**Exercise**
Do not include the pictures; repeat the rest of the data exactly.

**The input**

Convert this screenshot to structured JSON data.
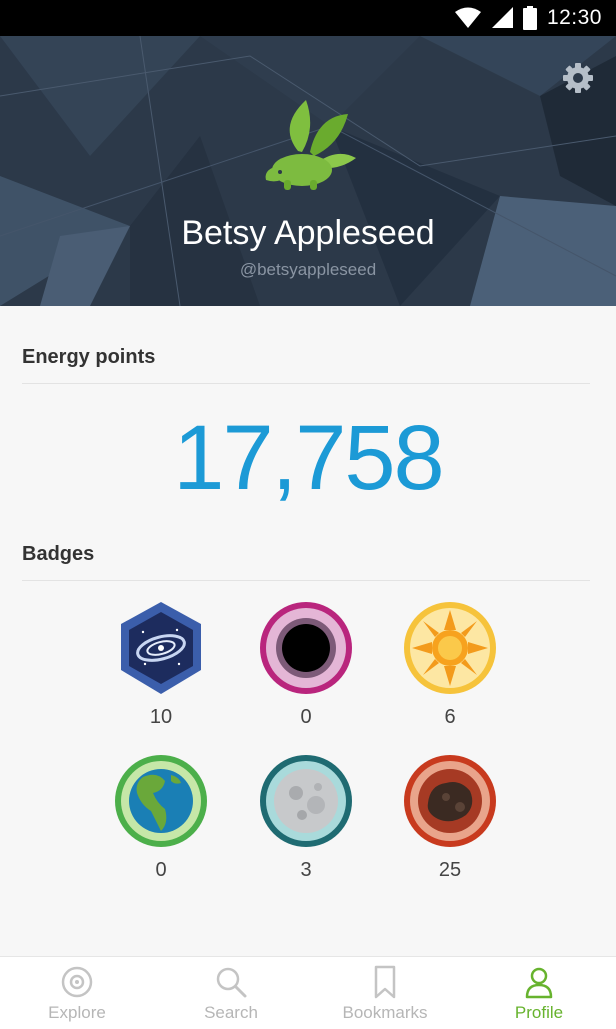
{
  "status_bar": {
    "time": "12:30"
  },
  "profile": {
    "name": "Betsy Appleseed",
    "handle": "@betsyappleseed"
  },
  "energy": {
    "title": "Energy points",
    "value": "17,758",
    "color": "#1c9ad6"
  },
  "badges": {
    "title": "Badges",
    "items": [
      {
        "icon": "galaxy-badge-icon",
        "count": "10"
      },
      {
        "icon": "black-hole-badge-icon",
        "count": "0"
      },
      {
        "icon": "sun-badge-icon",
        "count": "6"
      },
      {
        "icon": "earth-badge-icon",
        "count": "0"
      },
      {
        "icon": "moon-badge-icon",
        "count": "3"
      },
      {
        "icon": "asteroid-badge-icon",
        "count": "25"
      }
    ]
  },
  "nav": {
    "items": [
      {
        "label": "Explore",
        "icon": "explore-icon"
      },
      {
        "label": "Search",
        "icon": "search-icon"
      },
      {
        "label": "Bookmarks",
        "icon": "bookmark-icon"
      },
      {
        "label": "Profile",
        "icon": "profile-icon",
        "active": true
      }
    ],
    "active_color": "#67b32e",
    "inactive_color": "#b6b6b6"
  }
}
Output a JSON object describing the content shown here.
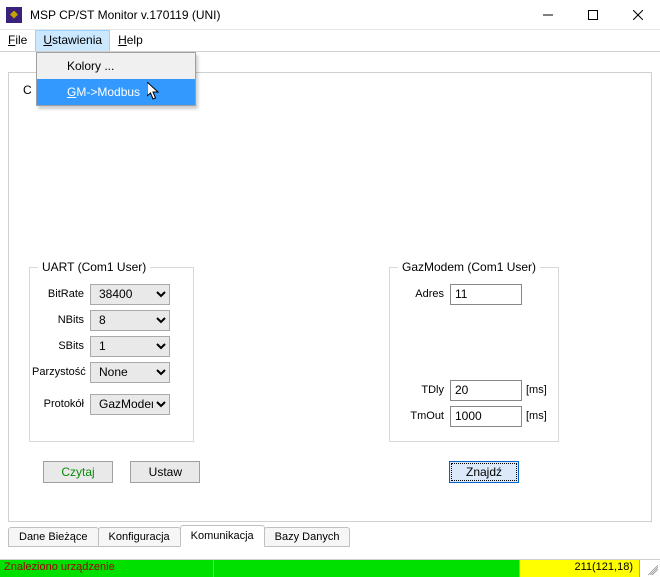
{
  "window": {
    "title": "MSP CP/ST Monitor v.170119 (UNI)"
  },
  "menubar": {
    "file": "File",
    "file_u": "F",
    "settings": "Ustawienia",
    "settings_u": "U",
    "help": "Help",
    "help_u": "H"
  },
  "dropdown": {
    "kolory": "Kolory ...",
    "gm_modbus": "GM->Modbus",
    "gm_modbus_u": "G"
  },
  "panel": {
    "partial_label": "C"
  },
  "uart": {
    "legend": "UART (Com1 User)",
    "bitrate_label": "BitRate",
    "bitrate_value": "38400",
    "nbits_label": "NBits",
    "nbits_value": "8",
    "sbits_label": "SBits",
    "sbits_value": "1",
    "parity_label": "Parzystość",
    "parity_value": "None",
    "protocol_label": "Protokół",
    "protocol_value": "GazModem",
    "btn_czytaj": "Czytaj",
    "btn_ustaw": "Ustaw"
  },
  "gaz": {
    "legend": "GazModem (Com1 User)",
    "adres_label": "Adres",
    "adres_value": "11",
    "tdly_label": "TDly",
    "tdly_value": "20",
    "tmout_label": "TmOut",
    "tmout_value": "1000",
    "unit_ms": "[ms]",
    "btn_znajdz": "Znajdź"
  },
  "tabs": {
    "dane": "Dane Bieżące",
    "konf": "Konfiguracja",
    "komu": "Komunikacja",
    "bazy": "Bazy Danych"
  },
  "status": {
    "found": "Znaleziono urządzenie",
    "coords": "211(121,18)"
  }
}
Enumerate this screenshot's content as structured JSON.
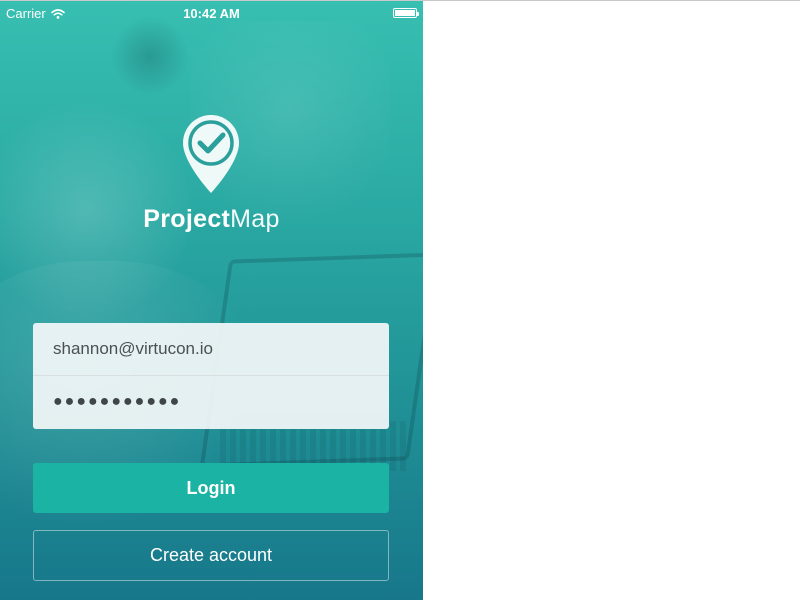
{
  "status_bar": {
    "carrier": "Carrier",
    "time": "10:42 AM",
    "wifi_icon": "wifi-icon",
    "battery_icon": "battery-full-icon"
  },
  "app": {
    "logo_icon": "map-pin-checkmark-icon",
    "name_bold": "Project",
    "name_light": "Map"
  },
  "login_form": {
    "email_value": "shannon@virtucon.io",
    "password_mask": "●●●●●●●●●●●",
    "login_label": "Login",
    "create_account_label": "Create account"
  },
  "colors": {
    "accent": "#1bb3a3",
    "background_top": "#37bfb1",
    "background_bottom": "#17778a",
    "form_background": "#f0f5f6",
    "text_primary": "#4b5054"
  }
}
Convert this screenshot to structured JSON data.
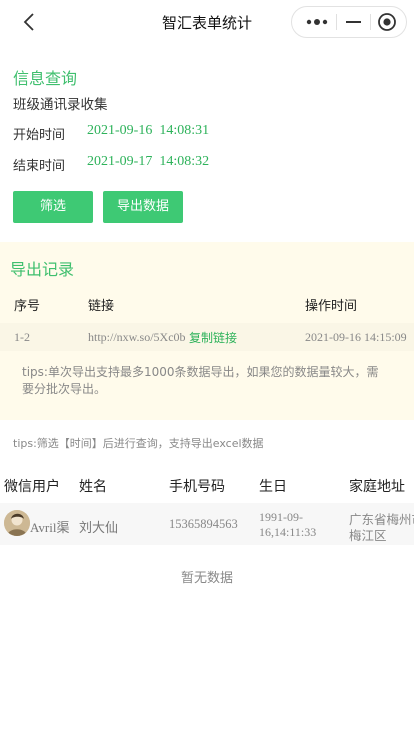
{
  "nav": {
    "title": "智汇表单统计"
  },
  "info": {
    "section_title": "信息查询",
    "form_name": "班级通讯录收集",
    "start_label": "开始时间",
    "start_date": "2021-09-16",
    "start_time": "14:08:31",
    "end_label": "结束时间",
    "end_date": "2021-09-17",
    "end_time": "14:08:32",
    "filter_button": "筛选",
    "export_button": "导出数据"
  },
  "export_record": {
    "section_title": "导出记录",
    "headers": {
      "index": "序号",
      "link": "链接",
      "time": "操作时间"
    },
    "rows": [
      {
        "index": "1-2",
        "url": "http://nxw.so/5Xc0b",
        "copy_label": "复制链接",
        "time": "2021-09-16 14:15:09"
      }
    ],
    "tips": "tips:单次导出支持最多1000条数据导出，如果您的数据量较大，需要分批次导出。"
  },
  "filter_tips": "tips:筛选【时间】后进行查询，支持导出excel数据",
  "data_table": {
    "headers": {
      "wechat_user": "微信用户",
      "name": "姓名",
      "phone": "手机号码",
      "birthday": "生日",
      "address": "家庭地址"
    },
    "rows": [
      {
        "wechat_user": "Avril渠",
        "name": "刘大仙",
        "phone": "15365894563",
        "birthday_line1": "1991-09-",
        "birthday_line2": "16,14:11:33",
        "address_line1": "广东省梅州市",
        "address_line2": "梅江区"
      }
    ],
    "empty_text": "暂无数据"
  },
  "colors": {
    "accent_green": "#3fbf6e",
    "button_green": "#3ec974",
    "export_bg": "#fffbeb"
  }
}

**Reply to the task**
Convert this screenshot to structured JSON data.
{
  "status_bar": {
    "time": "12:30"
  },
  "profile": {
    "name": "Betsy Appleseed",
    "handle": "@betsyappleseed"
  },
  "energy": {
    "title": "Energy points",
    "value": "17,758",
    "color": "#1c9ad6"
  },
  "badges": {
    "title": "Badges",
    "items": [
      {
        "icon": "galaxy-badge-icon",
        "count": "10"
      },
      {
        "icon": "black-hole-badge-icon",
        "count": "0"
      },
      {
        "icon": "sun-badge-icon",
        "count": "6"
      },
      {
        "icon": "earth-badge-icon",
        "count": "0"
      },
      {
        "icon": "moon-badge-icon",
        "count": "3"
      },
      {
        "icon": "asteroid-badge-icon",
        "count": "25"
      }
    ]
  },
  "nav": {
    "items": [
      {
        "label": "Explore",
        "icon": "explore-icon"
      },
      {
        "label": "Search",
        "icon": "search-icon"
      },
      {
        "label": "Bookmarks",
        "icon": "bookmark-icon"
      },
      {
        "label": "Profile",
        "icon": "profile-icon",
        "active": true
      }
    ],
    "active_color": "#67b32e",
    "inactive_color": "#b6b6b6"
  }
}
Output a JSON object describing the content shown here.
{
  "window": {
    "title": "MSP CP/ST Monitor v.170119 (UNI)"
  },
  "menubar": {
    "file": "File",
    "file_u": "F",
    "settings": "Ustawienia",
    "settings_u": "U",
    "help": "Help",
    "help_u": "H"
  },
  "dropdown": {
    "kolory": "Kolory ...",
    "gm_modbus": "GM->Modbus",
    "gm_modbus_u": "G"
  },
  "panel": {
    "partial_label": "C"
  },
  "uart": {
    "legend": "UART (Com1 User)",
    "bitrate_label": "BitRate",
    "bitrate_value": "38400",
    "nbits_label": "NBits",
    "nbits_value": "8",
    "sbits_label": "SBits",
    "sbits_value": "1",
    "parity_label": "Parzystość",
    "parity_value": "None",
    "protocol_label": "Protokół",
    "protocol_value": "GazModem",
    "btn_czytaj": "Czytaj",
    "btn_ustaw": "Ustaw"
  },
  "gaz": {
    "legend": "GazModem (Com1 User)",
    "adres_label": "Adres",
    "adres_value": "11",
    "tdly_label": "TDly",
    "tdly_value": "20",
    "tmout_label": "TmOut",
    "tmout_value": "1000",
    "unit_ms": "[ms]",
    "btn_znajdz": "Znajdź"
  },
  "tabs": {
    "dane": "Dane Bieżące",
    "konf": "Konfiguracja",
    "komu": "Komunikacja",
    "bazy": "Bazy Danych"
  },
  "status": {
    "found": "Znaleziono urządzenie",
    "coords": "211(121,18)"
  }
}
Enumerate this screenshot's content as structured JSON.
{
  "status_bar": {
    "carrier": "Carrier",
    "time": "10:42 AM",
    "wifi_icon": "wifi-icon",
    "battery_icon": "battery-full-icon"
  },
  "app": {
    "logo_icon": "map-pin-checkmark-icon",
    "name_bold": "Project",
    "name_light": "Map"
  },
  "login_form": {
    "email_value": "shannon@virtucon.io",
    "password_mask": "●●●●●●●●●●●",
    "login_label": "Login",
    "create_account_label": "Create account"
  },
  "colors": {
    "accent": "#1bb3a3",
    "background_top": "#37bfb1",
    "background_bottom": "#17778a",
    "form_background": "#f0f5f6",
    "text_primary": "#4b5054"
  }
}
Convert this screenshot to structured JSON data.
{
  "nav": {
    "title": "智汇表单统计"
  },
  "info": {
    "section_title": "信息查询",
    "form_name": "班级通讯录收集",
    "start_label": "开始时间",
    "start_date": "2021-09-16",
    "start_time": "14:08:31",
    "end_label": "结束时间",
    "end_date": "2021-09-17",
    "end_time": "14:08:32",
    "filter_button": "筛选",
    "export_button": "导出数据"
  },
  "export_record": {
    "section_title": "导出记录",
    "headers": {
      "index": "序号",
      "link": "链接",
      "time": "操作时间"
    },
    "rows": [
      {
        "index": "1-2",
        "url": "http://nxw.so/5Xc0b",
        "copy_label": "复制链接",
        "time": "2021-09-16 14:15:09"
      }
    ],
    "tips": "tips:单次导出支持最多1000条数据导出，如果您的数据量较大，需要分批次导出。"
  },
  "filter_tips": "tips:筛选【时间】后进行查询，支持导出excel数据",
  "data_table": {
    "headers": {
      "wechat_user": "微信用户",
      "name": "姓名",
      "phone": "手机号码",
      "birthday": "生日",
      "address": "家庭地址"
    },
    "rows": [
      {
        "wechat_user": "Avril渠",
        "name": "刘大仙",
        "phone": "15365894563",
        "birthday_line1": "1991-09-",
        "birthday_line2": "16,14:11:33",
        "address_line1": "广东省梅州市",
        "address_line2": "梅江区"
      }
    ],
    "empty_text": "暂无数据"
  },
  "colors": {
    "accent_green": "#3fbf6e",
    "button_green": "#3ec974",
    "export_bg": "#fffbeb"
  }
}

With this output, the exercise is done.